- AIM:
Work out how many lines in the entries contain the string "无案牍之劳形", and give nothing but that number.

- DATA SUPPLIED:
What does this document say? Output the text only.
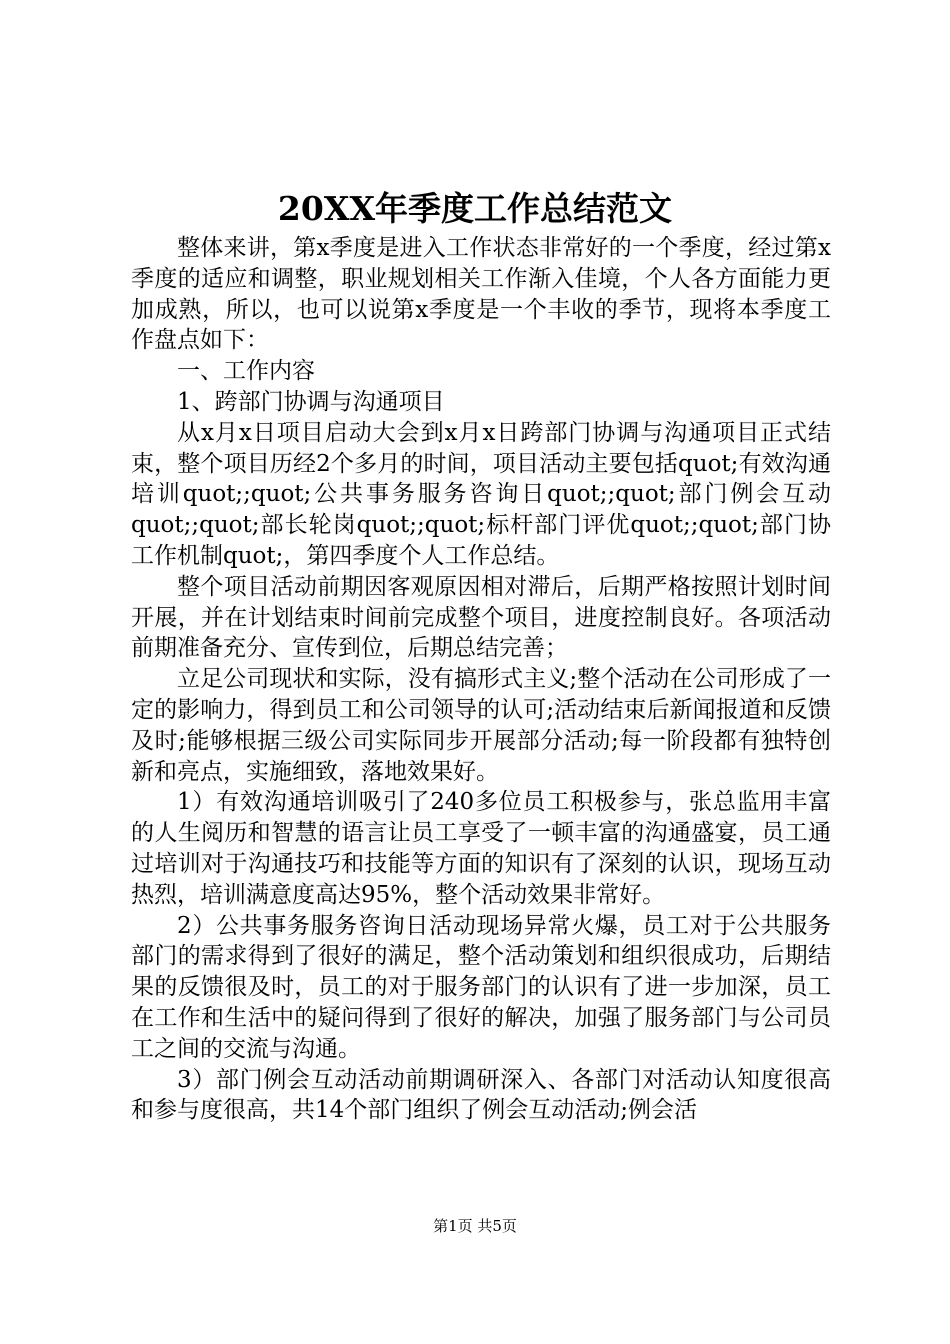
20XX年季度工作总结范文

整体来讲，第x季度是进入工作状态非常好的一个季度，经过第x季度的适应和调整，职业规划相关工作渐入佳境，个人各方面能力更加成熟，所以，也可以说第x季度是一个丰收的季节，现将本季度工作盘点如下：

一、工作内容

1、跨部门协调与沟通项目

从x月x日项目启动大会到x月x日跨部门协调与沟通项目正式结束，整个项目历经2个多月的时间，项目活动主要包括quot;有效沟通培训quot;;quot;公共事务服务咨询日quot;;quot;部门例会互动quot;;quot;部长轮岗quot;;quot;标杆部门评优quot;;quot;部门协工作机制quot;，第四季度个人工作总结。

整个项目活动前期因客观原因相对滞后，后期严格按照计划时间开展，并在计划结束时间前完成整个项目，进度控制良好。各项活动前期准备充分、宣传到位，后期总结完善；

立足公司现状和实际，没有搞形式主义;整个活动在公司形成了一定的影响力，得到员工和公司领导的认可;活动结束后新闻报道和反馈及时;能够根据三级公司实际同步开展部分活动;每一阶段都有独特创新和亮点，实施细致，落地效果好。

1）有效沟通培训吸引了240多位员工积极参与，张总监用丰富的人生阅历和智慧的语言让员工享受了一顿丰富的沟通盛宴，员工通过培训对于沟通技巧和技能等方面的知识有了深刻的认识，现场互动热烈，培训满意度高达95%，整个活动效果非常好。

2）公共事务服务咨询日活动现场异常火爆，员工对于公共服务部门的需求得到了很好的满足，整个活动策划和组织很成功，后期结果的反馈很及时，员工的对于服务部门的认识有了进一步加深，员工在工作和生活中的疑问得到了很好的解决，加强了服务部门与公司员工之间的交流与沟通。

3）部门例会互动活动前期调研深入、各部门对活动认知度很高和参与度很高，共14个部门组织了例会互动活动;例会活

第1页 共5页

...

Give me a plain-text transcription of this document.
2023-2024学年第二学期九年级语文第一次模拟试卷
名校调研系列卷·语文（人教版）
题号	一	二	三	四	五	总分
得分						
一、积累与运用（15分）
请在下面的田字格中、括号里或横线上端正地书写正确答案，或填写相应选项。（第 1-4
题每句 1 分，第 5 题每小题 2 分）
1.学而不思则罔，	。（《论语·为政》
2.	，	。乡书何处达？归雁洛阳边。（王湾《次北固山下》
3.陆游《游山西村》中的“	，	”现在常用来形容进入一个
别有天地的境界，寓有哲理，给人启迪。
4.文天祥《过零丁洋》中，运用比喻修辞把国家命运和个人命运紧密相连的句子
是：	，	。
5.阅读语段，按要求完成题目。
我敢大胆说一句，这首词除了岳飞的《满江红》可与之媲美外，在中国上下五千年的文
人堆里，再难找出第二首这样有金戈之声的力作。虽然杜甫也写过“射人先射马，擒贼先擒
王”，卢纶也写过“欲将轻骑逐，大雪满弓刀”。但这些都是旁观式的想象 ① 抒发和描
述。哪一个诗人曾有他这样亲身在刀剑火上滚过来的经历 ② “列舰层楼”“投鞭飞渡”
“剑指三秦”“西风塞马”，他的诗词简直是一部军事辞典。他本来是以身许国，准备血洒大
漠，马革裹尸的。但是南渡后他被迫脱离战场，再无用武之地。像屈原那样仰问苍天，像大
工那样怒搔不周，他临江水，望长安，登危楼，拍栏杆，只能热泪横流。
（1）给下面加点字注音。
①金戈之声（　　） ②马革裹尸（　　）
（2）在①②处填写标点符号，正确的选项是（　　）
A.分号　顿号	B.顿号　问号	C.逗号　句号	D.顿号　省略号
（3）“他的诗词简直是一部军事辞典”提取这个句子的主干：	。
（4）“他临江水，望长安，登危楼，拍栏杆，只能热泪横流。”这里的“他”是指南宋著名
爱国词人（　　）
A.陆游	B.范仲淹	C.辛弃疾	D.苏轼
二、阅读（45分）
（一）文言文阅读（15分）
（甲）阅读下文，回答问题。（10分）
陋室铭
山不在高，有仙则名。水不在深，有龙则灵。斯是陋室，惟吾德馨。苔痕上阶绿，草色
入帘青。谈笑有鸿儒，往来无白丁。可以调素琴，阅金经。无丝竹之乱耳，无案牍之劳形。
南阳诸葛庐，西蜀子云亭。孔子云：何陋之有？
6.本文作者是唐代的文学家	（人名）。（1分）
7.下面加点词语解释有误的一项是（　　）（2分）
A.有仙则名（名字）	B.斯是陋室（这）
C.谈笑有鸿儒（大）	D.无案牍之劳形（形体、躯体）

- FULL OUTPUT:
2